[Items from a data source]

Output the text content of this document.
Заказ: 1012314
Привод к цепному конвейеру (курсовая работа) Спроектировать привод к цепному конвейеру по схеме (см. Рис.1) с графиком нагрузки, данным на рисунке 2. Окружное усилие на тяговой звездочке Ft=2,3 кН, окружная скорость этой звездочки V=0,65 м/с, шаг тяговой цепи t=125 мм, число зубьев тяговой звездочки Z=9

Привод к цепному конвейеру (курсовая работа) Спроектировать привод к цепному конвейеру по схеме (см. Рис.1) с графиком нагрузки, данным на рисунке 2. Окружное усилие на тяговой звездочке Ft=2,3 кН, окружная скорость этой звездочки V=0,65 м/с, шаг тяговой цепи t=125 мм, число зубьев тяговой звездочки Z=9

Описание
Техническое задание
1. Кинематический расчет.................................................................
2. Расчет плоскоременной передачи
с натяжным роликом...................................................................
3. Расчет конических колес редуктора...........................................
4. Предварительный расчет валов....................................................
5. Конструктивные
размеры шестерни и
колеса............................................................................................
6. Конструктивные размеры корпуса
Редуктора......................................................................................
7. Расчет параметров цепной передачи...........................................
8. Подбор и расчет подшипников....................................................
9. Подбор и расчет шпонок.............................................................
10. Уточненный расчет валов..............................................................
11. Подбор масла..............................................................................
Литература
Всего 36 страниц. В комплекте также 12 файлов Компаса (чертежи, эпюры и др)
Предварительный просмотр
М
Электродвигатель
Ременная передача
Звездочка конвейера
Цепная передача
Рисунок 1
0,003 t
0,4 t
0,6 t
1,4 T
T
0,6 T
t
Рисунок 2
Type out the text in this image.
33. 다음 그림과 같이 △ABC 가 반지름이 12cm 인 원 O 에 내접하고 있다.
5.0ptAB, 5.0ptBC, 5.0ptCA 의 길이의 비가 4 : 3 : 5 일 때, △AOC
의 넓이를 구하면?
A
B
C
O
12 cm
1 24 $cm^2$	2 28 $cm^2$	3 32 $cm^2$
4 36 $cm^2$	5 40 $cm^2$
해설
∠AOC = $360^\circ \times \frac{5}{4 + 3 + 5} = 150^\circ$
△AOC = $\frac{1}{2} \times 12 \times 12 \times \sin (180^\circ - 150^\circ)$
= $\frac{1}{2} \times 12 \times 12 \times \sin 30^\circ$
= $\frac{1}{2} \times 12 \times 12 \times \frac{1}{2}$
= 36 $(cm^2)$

> [The request]
Review the material and copy each line in which the word "circ" appears.

> [Solution to this exercise]
∠AOC = $360^\circ \times \frac{5}{4 + 3 + 5} = 150^\circ$
△AOC = $\frac{1}{2} \times 12 \times 12 \times \sin (180^\circ - 150^\circ)$
= $\frac{1}{2} \times 12 \times 12 \times \sin 30^\circ$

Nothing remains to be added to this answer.